§ **Data rows**
◇ ◇ ◇ ◇ ◇

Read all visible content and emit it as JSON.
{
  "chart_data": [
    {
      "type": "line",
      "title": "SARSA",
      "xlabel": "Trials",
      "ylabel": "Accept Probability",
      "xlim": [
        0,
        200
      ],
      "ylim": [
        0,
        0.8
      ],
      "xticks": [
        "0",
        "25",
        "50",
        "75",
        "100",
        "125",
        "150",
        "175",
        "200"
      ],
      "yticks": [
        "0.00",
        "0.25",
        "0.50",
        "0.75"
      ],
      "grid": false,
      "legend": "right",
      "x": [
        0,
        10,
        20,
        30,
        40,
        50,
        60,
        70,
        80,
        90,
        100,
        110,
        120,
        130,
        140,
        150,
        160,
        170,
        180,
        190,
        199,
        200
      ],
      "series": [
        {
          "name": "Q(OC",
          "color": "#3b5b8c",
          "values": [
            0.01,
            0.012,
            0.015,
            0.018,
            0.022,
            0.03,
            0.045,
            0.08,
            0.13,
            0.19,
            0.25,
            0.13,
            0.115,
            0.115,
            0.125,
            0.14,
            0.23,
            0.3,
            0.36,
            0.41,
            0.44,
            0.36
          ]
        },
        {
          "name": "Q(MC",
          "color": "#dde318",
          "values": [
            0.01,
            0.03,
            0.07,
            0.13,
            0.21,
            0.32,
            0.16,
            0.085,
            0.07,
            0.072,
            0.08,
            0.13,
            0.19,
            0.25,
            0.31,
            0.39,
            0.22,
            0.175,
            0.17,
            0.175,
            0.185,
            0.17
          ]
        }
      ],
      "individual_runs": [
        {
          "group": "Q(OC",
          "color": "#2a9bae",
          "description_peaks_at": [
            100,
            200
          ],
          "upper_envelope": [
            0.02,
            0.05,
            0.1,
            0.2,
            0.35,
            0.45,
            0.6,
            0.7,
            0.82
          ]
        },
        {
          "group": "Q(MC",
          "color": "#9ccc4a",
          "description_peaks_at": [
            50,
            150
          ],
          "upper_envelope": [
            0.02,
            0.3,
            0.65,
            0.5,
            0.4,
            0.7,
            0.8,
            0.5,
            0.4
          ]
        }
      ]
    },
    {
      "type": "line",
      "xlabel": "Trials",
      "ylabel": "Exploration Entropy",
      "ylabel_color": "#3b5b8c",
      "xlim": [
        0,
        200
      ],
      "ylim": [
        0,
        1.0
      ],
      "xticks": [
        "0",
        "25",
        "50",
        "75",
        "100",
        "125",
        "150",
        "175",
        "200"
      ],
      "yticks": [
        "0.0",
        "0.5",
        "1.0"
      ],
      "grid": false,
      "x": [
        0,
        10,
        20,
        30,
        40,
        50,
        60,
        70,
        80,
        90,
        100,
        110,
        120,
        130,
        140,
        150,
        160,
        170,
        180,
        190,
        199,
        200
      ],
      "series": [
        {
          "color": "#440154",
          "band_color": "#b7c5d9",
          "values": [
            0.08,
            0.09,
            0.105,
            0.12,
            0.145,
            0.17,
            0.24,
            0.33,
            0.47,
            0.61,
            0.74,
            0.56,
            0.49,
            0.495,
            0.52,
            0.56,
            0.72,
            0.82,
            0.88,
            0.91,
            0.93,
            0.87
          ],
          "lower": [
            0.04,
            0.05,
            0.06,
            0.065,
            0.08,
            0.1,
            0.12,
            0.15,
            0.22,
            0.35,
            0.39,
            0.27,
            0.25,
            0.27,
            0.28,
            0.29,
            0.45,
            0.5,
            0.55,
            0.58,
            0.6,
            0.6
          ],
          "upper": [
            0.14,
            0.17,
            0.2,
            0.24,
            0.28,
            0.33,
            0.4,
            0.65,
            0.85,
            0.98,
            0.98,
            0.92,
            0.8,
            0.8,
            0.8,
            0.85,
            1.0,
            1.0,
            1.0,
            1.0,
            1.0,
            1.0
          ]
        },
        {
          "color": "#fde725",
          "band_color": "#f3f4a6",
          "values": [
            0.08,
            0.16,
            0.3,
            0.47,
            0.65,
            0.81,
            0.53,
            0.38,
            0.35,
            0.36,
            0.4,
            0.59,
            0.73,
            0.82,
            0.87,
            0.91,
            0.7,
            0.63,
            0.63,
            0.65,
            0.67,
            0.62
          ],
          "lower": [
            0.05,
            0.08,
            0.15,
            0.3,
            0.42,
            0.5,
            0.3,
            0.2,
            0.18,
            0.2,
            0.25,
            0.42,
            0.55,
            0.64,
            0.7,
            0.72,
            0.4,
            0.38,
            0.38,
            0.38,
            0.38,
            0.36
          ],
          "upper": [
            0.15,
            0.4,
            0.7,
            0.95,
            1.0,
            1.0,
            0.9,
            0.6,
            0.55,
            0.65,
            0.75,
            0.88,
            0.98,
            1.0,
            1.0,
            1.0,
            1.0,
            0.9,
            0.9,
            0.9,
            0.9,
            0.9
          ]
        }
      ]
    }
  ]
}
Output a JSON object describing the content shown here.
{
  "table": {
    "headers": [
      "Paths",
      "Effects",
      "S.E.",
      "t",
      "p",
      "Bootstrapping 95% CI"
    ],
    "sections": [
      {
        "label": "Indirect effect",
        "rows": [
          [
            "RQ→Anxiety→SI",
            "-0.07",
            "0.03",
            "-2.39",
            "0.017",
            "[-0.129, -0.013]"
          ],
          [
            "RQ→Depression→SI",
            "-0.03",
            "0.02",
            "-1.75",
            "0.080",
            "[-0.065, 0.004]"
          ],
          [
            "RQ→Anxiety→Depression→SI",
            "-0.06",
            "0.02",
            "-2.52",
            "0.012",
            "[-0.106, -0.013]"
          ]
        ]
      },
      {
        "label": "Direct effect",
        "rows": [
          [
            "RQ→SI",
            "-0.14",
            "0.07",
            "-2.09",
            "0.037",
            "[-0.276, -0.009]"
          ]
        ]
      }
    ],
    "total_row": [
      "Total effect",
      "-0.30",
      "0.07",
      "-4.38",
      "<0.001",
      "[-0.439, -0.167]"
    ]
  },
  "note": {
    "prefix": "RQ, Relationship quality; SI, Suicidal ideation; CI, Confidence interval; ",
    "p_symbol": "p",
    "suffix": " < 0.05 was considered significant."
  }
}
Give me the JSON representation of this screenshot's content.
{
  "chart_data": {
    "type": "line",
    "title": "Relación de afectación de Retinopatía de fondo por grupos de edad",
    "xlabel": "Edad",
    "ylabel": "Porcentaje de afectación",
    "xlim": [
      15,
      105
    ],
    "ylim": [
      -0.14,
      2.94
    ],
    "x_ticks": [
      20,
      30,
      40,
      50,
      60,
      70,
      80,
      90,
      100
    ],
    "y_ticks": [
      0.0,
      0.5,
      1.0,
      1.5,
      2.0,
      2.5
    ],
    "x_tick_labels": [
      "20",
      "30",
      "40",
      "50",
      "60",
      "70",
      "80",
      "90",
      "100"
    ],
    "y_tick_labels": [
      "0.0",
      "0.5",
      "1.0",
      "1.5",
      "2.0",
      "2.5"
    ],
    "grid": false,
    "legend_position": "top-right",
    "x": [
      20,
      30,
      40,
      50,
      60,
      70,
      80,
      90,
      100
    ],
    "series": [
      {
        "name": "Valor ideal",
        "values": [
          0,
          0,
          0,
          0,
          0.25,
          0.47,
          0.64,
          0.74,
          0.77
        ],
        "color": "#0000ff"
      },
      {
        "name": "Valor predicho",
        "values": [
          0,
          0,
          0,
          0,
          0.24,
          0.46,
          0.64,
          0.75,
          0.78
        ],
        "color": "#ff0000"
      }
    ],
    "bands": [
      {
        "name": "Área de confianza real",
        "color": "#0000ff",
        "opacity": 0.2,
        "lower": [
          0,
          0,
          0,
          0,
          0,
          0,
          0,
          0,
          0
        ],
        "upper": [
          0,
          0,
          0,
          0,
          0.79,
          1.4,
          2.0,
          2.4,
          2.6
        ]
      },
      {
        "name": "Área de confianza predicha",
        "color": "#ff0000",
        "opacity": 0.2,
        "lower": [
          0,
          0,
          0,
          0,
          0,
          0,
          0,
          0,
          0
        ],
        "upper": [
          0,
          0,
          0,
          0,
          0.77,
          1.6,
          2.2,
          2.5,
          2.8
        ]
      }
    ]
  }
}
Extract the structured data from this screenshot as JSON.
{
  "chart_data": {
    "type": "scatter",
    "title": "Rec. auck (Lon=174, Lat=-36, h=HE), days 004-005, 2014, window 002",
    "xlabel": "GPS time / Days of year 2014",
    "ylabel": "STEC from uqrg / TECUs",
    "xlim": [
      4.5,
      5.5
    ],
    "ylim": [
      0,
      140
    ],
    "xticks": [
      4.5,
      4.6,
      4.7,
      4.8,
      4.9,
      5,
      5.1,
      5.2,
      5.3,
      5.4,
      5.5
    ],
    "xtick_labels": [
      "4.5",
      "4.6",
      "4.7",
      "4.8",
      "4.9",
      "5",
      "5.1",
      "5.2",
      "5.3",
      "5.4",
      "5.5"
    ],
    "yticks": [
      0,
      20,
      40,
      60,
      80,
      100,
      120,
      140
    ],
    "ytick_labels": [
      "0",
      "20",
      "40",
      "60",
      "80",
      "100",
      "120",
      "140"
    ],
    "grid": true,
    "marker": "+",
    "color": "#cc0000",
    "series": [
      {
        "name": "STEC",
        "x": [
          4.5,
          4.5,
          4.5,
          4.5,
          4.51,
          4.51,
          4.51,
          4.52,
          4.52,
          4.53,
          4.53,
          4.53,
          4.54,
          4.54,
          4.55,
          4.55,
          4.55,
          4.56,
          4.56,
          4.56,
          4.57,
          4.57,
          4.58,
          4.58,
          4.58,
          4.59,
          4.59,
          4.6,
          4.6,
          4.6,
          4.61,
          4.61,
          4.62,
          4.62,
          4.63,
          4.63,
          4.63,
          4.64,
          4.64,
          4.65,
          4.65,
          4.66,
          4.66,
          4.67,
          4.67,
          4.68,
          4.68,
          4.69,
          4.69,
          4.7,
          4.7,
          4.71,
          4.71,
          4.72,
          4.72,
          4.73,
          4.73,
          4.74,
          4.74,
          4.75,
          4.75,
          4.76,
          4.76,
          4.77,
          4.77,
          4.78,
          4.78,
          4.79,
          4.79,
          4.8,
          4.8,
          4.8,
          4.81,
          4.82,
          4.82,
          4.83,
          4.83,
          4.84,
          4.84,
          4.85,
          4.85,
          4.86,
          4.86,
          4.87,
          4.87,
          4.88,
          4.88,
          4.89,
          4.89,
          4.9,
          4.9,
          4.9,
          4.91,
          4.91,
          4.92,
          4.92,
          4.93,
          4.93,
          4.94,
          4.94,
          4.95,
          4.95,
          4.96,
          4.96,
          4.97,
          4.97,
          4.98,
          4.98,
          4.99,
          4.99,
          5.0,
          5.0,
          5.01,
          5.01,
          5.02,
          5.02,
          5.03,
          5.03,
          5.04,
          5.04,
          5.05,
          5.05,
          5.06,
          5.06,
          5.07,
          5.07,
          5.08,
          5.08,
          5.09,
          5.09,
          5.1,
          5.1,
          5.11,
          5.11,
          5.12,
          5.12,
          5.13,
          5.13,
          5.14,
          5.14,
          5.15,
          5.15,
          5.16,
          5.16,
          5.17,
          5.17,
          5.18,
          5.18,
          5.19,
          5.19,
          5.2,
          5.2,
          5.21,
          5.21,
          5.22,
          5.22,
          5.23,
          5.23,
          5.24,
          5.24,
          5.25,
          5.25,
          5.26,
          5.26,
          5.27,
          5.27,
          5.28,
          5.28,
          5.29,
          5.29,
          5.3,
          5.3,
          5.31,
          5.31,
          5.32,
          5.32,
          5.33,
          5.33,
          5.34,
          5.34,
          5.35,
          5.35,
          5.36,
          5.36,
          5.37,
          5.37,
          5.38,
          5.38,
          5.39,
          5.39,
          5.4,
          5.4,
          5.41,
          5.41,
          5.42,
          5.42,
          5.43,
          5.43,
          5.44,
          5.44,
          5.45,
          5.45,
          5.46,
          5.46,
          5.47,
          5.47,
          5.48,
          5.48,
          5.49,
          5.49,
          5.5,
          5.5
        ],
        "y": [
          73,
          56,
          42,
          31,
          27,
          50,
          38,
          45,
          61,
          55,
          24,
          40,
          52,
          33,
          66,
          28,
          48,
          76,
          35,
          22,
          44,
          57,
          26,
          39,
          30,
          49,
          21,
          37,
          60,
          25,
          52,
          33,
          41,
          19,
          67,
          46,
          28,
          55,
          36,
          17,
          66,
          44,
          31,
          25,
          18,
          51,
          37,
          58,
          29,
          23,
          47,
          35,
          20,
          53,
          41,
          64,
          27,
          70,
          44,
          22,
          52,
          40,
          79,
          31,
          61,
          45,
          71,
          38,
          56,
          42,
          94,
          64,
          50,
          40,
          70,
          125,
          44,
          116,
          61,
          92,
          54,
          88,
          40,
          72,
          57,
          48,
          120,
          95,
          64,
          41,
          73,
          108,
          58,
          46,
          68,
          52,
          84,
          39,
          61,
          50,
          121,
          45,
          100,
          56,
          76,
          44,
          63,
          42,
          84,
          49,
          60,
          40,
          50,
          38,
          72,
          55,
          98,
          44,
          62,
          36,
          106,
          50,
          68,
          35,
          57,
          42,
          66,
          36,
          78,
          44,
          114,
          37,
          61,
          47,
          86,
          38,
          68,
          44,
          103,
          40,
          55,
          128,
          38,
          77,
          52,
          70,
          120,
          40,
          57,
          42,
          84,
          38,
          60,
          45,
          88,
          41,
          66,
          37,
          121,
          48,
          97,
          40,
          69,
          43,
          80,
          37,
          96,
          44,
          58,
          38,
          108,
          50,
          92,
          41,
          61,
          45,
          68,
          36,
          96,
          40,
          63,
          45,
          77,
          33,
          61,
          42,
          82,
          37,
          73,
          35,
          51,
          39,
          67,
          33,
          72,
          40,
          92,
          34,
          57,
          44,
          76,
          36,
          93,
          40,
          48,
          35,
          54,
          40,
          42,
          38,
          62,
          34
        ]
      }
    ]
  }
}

◇ ◇ ◇ ◇ ◇

§ **Exercise details**
Report the number of lines in the entries above that include the word "Depression" and add nothing to it.

§ **Result below**
2